Your task:
Turn the lines of the items below into a Markdown table with the columns "Row" and "Line," giving each line its row number and skipping blank lines. Omit the pictures from the table.

Part of a data file:
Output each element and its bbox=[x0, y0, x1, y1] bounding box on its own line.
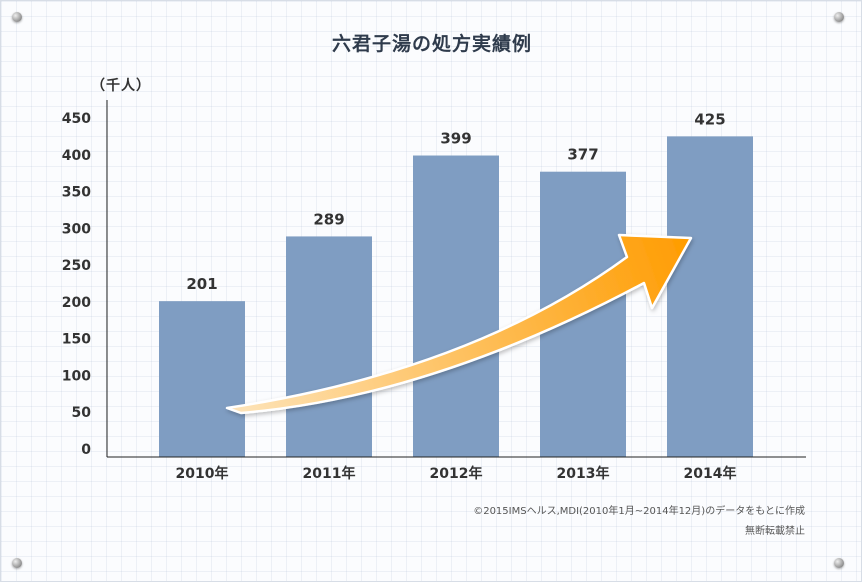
trend-arrow bbox=[225, 233, 693, 415]
data-label: 201 bbox=[186, 275, 217, 293]
data-label: 425 bbox=[694, 110, 725, 128]
bar-2010年 bbox=[159, 301, 245, 457]
y-tick-label: 300 bbox=[62, 221, 91, 237]
x-tick-label: 2014年 bbox=[684, 465, 737, 482]
x-tick-label: 2011年 bbox=[303, 465, 356, 482]
y-tick-label: 350 bbox=[62, 185, 91, 201]
pin-icon bbox=[834, 12, 844, 22]
y-tick-label: 0 bbox=[81, 442, 91, 458]
data-label: 377 bbox=[567, 146, 598, 164]
y-tick-label: 450 bbox=[62, 111, 91, 127]
pin-icon bbox=[834, 558, 844, 568]
bar-2011年 bbox=[286, 236, 372, 457]
y-tick-label: 100 bbox=[62, 368, 91, 384]
x-tick-label: 2013年 bbox=[557, 465, 610, 482]
y-tick-label: 200 bbox=[62, 295, 91, 311]
source-note: ©2015IMSヘルス,MDI(2010年1月~2014年12月)のデータをもと… bbox=[473, 506, 805, 517]
pin-icon bbox=[12, 558, 22, 568]
bar-2014年 bbox=[667, 136, 753, 457]
copyright-notice: 無断転載禁止 bbox=[745, 526, 805, 537]
x-tick-label: 2010年 bbox=[176, 465, 229, 482]
bar-2012年 bbox=[413, 155, 499, 457]
y-axis-unit-label: （千人） bbox=[91, 78, 151, 94]
y-tick-label: 150 bbox=[62, 332, 91, 348]
y-tick-label: 400 bbox=[62, 148, 91, 164]
chart-title: 六君子湯の処方実績例 bbox=[331, 33, 532, 55]
data-label: 399 bbox=[440, 130, 471, 148]
y-tick-label: 250 bbox=[62, 258, 91, 274]
data-label: 289 bbox=[313, 210, 344, 228]
pin-icon bbox=[12, 12, 22, 22]
x-tick-label: 2012年 bbox=[430, 465, 483, 482]
y-tick-label: 50 bbox=[72, 405, 92, 421]
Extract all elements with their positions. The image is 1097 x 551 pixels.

The reply:
| Row | Line |
|---|---|
| 1 | Output each element and its bbox=[x0, y0, x1, y1] bounding box on its own line. |
| 2 | trend-arrow bbox=[225, 233, 693, 415] |
| 3 | data-label: 201 bbox=[186, 275, 217, 293] |
| 4 | data-label: 425 bbox=[694, 110, 725, 128] |
| 5 | bar-2010年 bbox=[159, 301, 245, 457] |
| 6 | y-tick-label: 300 bbox=[62, 221, 91, 237] |
| 7 | x-tick-label: 2014年 bbox=[684, 465, 737, 482] |
| 8 | x-tick-label: 2011年 bbox=[303, 465, 356, 482] |
| 9 | y-tick-label: 350 bbox=[62, 185, 91, 201] |
| 10 | pin-icon bbox=[834, 12, 844, 22] |
| 11 | y-tick-label: 0 bbox=[81, 442, 91, 458] |
| 12 | data-label: 377 bbox=[567, 146, 598, 164] |
| 13 | y-tick-label: 450 bbox=[62, 111, 91, 127] |
| 14 | pin-icon bbox=[834, 558, 844, 568] |
| 15 | bar-2011年 bbox=[286, 236, 372, 457] |
| 16 | y-tick-label: 100 bbox=[62, 368, 91, 384] |
| 17 | x-tick-label: 2013年 bbox=[557, 465, 610, 482] |
| 18 | y-tick-label: 200 bbox=[62, 295, 91, 311] |
| 19 | source-note: ©2015IMSヘルス,MDI(2010年1月~2014年12月)のデータをもと… bbox=[473, 506, 805, 517] |
| 20 | pin-icon bbox=[12, 558, 22, 568] |
| 21 | bar-2014年 bbox=[667, 136, 753, 457] |
| 22 | copyright-notice: 無断転載禁止 bbox=[745, 526, 805, 537] |
| 23 | x-tick-label: 2010年 bbox=[176, 465, 229, 482] |
| 24 | bar-2012年 bbox=[413, 155, 499, 457] |
| 25 | y-axis-unit-label: （千人） bbox=[91, 78, 151, 94] |
| 26 | y-tick-label: 150 bbox=[62, 332, 91, 348] |
| 27 | y-tick-label: 400 bbox=[62, 148, 91, 164] |
| 28 | chart-title: 六君子湯の処方実績例 bbox=[331, 33, 532, 55] |
| 29 | data-label: 399 bbox=[440, 130, 471, 148] |
| 30 | y-tick-label: 250 bbox=[62, 258, 91, 274] |
| 31 | data-label: 289 bbox=[313, 210, 344, 228] |
| 32 | pin-icon bbox=[12, 12, 22, 22] |
| 33 | x-tick-label: 2012年 bbox=[430, 465, 483, 482] |
| 34 | y-tick-label: 50 bbox=[72, 405, 92, 421] |
| 35 | Extract all elements with their positions. The image is 1097 x 551 pixels. |